• [Aim of the task]:
Lines containing the string "Mother" are to be counted; report the total by itself.

• [Record extracts]:
-.-.-

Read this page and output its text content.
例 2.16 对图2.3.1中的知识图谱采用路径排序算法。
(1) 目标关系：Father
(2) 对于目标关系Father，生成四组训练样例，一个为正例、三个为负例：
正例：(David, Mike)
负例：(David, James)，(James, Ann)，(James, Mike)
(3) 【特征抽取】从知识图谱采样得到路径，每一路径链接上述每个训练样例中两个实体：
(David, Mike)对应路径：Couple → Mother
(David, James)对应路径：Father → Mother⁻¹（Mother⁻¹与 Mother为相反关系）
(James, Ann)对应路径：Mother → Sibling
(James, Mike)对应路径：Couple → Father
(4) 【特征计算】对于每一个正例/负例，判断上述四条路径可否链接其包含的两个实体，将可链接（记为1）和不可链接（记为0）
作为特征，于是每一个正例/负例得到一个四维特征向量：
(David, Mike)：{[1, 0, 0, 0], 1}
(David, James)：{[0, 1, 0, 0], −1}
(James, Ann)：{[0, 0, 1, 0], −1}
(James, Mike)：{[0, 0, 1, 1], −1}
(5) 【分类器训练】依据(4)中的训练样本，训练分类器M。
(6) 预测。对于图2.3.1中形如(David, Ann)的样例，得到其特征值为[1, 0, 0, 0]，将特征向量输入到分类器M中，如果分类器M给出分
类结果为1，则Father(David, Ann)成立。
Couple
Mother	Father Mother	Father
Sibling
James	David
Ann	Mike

-.-.-

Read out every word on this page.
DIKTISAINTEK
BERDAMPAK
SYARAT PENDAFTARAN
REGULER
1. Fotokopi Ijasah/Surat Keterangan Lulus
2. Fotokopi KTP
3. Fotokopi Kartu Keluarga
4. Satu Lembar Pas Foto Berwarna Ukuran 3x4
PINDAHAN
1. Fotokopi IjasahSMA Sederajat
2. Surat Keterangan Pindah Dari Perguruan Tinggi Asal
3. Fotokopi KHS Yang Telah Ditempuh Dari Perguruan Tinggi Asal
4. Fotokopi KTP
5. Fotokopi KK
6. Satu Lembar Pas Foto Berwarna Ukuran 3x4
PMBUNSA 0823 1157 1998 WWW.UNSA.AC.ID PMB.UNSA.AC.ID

-.-.-

• [Problem solution]:
4